### Aim
Reproduce the entries below in full, word for word.

### Task inputs
....

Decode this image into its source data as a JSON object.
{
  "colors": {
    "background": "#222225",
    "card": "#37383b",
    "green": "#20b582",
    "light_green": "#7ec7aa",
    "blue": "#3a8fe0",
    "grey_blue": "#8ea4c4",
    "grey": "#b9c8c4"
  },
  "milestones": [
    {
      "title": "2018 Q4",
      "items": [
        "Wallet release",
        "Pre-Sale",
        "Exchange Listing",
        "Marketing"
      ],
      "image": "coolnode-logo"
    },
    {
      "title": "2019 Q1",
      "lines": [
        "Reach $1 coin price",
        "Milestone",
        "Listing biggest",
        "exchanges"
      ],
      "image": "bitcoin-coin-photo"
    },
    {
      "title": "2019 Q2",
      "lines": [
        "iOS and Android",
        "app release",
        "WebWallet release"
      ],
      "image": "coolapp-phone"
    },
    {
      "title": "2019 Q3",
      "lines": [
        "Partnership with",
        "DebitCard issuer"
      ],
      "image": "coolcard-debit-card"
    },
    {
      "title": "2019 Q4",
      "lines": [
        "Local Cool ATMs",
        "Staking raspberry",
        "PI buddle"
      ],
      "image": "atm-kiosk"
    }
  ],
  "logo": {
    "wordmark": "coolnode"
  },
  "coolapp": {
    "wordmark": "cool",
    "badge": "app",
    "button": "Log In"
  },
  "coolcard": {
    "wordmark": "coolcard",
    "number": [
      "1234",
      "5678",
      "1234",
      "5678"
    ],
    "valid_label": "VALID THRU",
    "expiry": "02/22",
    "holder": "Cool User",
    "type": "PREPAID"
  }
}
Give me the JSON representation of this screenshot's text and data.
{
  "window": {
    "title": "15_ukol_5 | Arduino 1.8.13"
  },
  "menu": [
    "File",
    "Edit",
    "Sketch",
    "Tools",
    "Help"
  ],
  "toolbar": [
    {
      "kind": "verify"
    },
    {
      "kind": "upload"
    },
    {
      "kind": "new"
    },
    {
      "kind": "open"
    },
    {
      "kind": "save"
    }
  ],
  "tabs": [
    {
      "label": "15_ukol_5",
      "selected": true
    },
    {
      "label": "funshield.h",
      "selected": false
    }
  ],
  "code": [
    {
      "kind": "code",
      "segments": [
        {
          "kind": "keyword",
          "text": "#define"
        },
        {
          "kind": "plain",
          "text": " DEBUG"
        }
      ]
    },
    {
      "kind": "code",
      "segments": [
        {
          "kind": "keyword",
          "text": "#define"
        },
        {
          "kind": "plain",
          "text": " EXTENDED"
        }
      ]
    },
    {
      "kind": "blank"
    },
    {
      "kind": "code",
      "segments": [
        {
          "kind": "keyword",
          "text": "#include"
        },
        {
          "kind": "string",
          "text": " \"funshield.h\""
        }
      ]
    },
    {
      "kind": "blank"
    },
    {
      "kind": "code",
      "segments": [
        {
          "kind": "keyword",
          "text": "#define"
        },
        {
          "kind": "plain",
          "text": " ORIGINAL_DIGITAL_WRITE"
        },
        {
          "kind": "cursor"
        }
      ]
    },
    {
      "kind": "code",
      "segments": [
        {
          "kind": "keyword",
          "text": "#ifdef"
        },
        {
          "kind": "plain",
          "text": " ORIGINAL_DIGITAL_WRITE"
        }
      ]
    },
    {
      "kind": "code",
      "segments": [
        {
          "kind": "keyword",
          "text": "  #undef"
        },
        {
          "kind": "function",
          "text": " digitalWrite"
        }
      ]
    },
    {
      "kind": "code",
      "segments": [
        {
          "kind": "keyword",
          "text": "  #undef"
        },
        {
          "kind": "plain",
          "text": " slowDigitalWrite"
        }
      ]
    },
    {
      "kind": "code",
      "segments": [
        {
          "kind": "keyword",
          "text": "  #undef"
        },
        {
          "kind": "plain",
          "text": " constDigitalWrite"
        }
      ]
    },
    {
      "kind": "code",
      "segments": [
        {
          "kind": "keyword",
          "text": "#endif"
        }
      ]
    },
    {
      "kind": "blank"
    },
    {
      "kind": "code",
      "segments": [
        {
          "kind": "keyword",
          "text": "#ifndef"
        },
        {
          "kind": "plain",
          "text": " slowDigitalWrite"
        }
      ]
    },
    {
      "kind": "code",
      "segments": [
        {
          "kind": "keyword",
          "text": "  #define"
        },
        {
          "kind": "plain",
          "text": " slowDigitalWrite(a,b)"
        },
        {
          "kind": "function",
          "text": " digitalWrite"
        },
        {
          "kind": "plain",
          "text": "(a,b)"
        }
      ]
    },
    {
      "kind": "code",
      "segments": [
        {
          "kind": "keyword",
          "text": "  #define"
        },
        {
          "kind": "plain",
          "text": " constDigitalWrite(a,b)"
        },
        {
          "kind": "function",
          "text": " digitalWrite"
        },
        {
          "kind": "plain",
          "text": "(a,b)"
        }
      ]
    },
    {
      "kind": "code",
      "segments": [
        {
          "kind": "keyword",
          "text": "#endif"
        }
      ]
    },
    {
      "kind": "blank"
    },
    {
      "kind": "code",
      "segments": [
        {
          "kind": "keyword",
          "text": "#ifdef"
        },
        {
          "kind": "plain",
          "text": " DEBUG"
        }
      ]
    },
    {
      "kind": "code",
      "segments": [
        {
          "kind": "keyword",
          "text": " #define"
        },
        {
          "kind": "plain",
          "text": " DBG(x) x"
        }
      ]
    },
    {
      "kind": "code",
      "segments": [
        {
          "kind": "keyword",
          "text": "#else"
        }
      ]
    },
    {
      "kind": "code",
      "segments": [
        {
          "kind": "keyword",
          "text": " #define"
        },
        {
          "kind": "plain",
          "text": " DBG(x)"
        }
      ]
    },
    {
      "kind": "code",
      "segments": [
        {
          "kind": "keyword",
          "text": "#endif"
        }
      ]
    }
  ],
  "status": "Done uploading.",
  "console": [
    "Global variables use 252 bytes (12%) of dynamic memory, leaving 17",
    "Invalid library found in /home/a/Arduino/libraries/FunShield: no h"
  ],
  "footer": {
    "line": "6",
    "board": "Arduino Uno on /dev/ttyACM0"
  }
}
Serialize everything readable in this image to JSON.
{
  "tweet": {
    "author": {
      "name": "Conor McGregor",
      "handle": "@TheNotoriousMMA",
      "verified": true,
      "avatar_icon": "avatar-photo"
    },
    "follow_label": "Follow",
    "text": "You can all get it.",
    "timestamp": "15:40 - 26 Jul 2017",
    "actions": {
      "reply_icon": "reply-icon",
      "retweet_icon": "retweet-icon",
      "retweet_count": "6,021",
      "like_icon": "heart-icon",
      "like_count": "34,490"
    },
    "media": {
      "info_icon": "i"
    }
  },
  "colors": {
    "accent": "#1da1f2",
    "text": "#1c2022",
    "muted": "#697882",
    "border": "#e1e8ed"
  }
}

....

### Written solution
Decode this image into its source data as a JSON object.
{
  "colors": {
    "background": "#222225",
    "card": "#37383b",
    "green": "#20b582",
    "light_green": "#7ec7aa",
    "blue": "#3a8fe0",
    "grey_blue": "#8ea4c4",
    "grey": "#b9c8c4"
  },
  "milestones": [
    {
      "title": "2018 Q4",
      "items": [
        "Wallet release",
        "Pre-Sale",
        "Exchange Listing",
        "Marketing"
      ],
      "image": "coolnode-logo"
    },
    {
      "title": "2019 Q1",
      "lines": [
        "Reach $1 coin price",
        "Milestone",
        "Listing biggest",
        "exchanges"
      ],
      "image": "bitcoin-coin-photo"
    },
    {
      "title": "2019 Q2",
      "lines": [
        "iOS and Android",
        "app release",
        "WebWallet release"
      ],
      "image": "coolapp-phone"
    },
    {
      "title": "2019 Q3",
      "lines": [
        "Partnership with",
        "DebitCard issuer"
      ],
      "image": "coolcard-debit-card"
    },
    {
      "title": "2019 Q4",
      "lines": [
        "Local Cool ATMs",
        "Staking raspberry",
        "PI buddle"
      ],
      "image": "atm-kiosk"
    }
  ],
  "logo": {
    "wordmark": "coolnode"
  },
  "coolapp": {
    "wordmark": "cool",
    "badge": "app",
    "button": "Log In"
  },
  "coolcard": {
    "wordmark": "coolcard",
    "number": [
      "1234",
      "5678",
      "1234",
      "5678"
    ],
    "valid_label": "VALID THRU",
    "expiry": "02/22",
    "holder": "Cool User",
    "type": "PREPAID"
  }
}
Give me the JSON representation of this screenshot's text and data.
{
  "window": {
    "title": "15_ukol_5 | Arduino 1.8.13"
  },
  "menu": [
    "File",
    "Edit",
    "Sketch",
    "Tools",
    "Help"
  ],
  "toolbar": [
    {
      "kind": "verify"
    },
    {
      "kind": "upload"
    },
    {
      "kind": "new"
    },
    {
      "kind": "open"
    },
    {
      "kind": "save"
    }
  ],
  "tabs": [
    {
      "label": "15_ukol_5",
      "selected": true
    },
    {
      "label": "funshield.h",
      "selected": false
    }
  ],
  "code": [
    {
      "kind": "code",
      "segments": [
        {
          "kind": "keyword",
          "text": "#define"
        },
        {
          "kind": "plain",
          "text": " DEBUG"
        }
      ]
    },
    {
      "kind": "code",
      "segments": [
        {
          "kind": "keyword",
          "text": "#define"
        },
        {
          "kind": "plain",
          "text": " EXTENDED"
        }
      ]
    },
    {
      "kind": "blank"
    },
    {
      "kind": "code",
      "segments": [
        {
          "kind": "keyword",
          "text": "#include"
        },
        {
          "kind": "string",
          "text": " \"funshield.h\""
        }
      ]
    },
    {
      "kind": "blank"
    },
    {
      "kind": "code",
      "segments": [
        {
          "kind": "keyword",
          "text": "#define"
        },
        {
          "kind": "plain",
          "text": " ORIGINAL_DIGITAL_WRITE"
        },
        {
          "kind": "cursor"
        }
      ]
    },
    {
      "kind": "code",
      "segments": [
        {
          "kind": "keyword",
          "text": "#ifdef"
        },
        {
          "kind": "plain",
          "text": " ORIGINAL_DIGITAL_WRITE"
        }
      ]
    },
    {
      "kind": "code",
      "segments": [
        {
          "kind": "keyword",
          "text": "  #undef"
        },
        {
          "kind": "function",
          "text": " digitalWrite"
        }
      ]
    },
    {
      "kind": "code",
      "segments": [
        {
          "kind": "keyword",
          "text": "  #undef"
        },
        {
          "kind": "plain",
          "text": " slowDigitalWrite"
        }
      ]
    },
    {
      "kind": "code",
      "segments": [
        {
          "kind": "keyword",
          "text": "  #undef"
        },
        {
          "kind": "plain",
          "text": " constDigitalWrite"
        }
      ]
    },
    {
      "kind": "code",
      "segments": [
        {
          "kind": "keyword",
          "text": "#endif"
        }
      ]
    },
    {
      "kind": "blank"
    },
    {
      "kind": "code",
      "segments": [
        {
          "kind": "keyword",
          "text": "#ifndef"
        },
        {
          "kind": "plain",
          "text": " slowDigitalWrite"
        }
      ]
    },
    {
      "kind": "code",
      "segments": [
        {
          "kind": "keyword",
          "text": "  #define"
        },
        {
          "kind": "plain",
          "text": " slowDigitalWrite(a,b)"
        },
        {
          "kind": "function",
          "text": " digitalWrite"
        },
        {
          "kind": "plain",
          "text": "(a,b)"
        }
      ]
    },
    {
      "kind": "code",
      "segments": [
        {
          "kind": "keyword",
          "text": "  #define"
        },
        {
          "kind": "plain",
          "text": " constDigitalWrite(a,b)"
        },
        {
          "kind": "function",
          "text": " digitalWrite"
        },
        {
          "kind": "plain",
          "text": "(a,b)"
        }
      ]
    },
    {
      "kind": "code",
      "segments": [
        {
          "kind": "keyword",
          "text": "#endif"
        }
      ]
    },
    {
      "kind": "blank"
    },
    {
      "kind": "code",
      "segments": [
        {
          "kind": "keyword",
          "text": "#ifdef"
        },
        {
          "kind": "plain",
          "text": " DEBUG"
        }
      ]
    },
    {
      "kind": "code",
      "segments": [
        {
          "kind": "keyword",
          "text": " #define"
        },
        {
          "kind": "plain",
          "text": " DBG(x) x"
        }
      ]
    },
    {
      "kind": "code",
      "segments": [
        {
          "kind": "keyword",
          "text": "#else"
        }
      ]
    },
    {
      "kind": "code",
      "segments": [
        {
          "kind": "keyword",
          "text": " #define"
        },
        {
          "kind": "plain",
          "text": " DBG(x)"
        }
      ]
    },
    {
      "kind": "code",
      "segments": [
        {
          "kind": "keyword",
          "text": "#endif"
        }
      ]
    }
  ],
  "status": "Done uploading.",
  "console": [
    "Global variables use 252 bytes (12%) of dynamic memory, leaving 17",
    "Invalid library found in /home/a/Arduino/libraries/FunShield: no h"
  ],
  "footer": {
    "line": "6",
    "board": "Arduino Uno on /dev/ttyACM0"
  }
}
Serialize everything readable in this image to JSON.
{
  "tweet": {
    "author": {
      "name": "Conor McGregor",
      "handle": "@TheNotoriousMMA",
      "verified": true,
      "avatar_icon": "avatar-photo"
    },
    "follow_label": "Follow",
    "text": "You can all get it.",
    "timestamp": "15:40 - 26 Jul 2017",
    "actions": {
      "reply_icon": "reply-icon",
      "retweet_icon": "retweet-icon",
      "retweet_count": "6,021",
      "like_icon": "heart-icon",
      "like_count": "34,490"
    },
    "media": {
      "info_icon": "i"
    }
  },
  "colors": {
    "accent": "#1da1f2",
    "text": "#1c2022",
    "muted": "#697882",
    "border": "#e1e8ed"
  }
}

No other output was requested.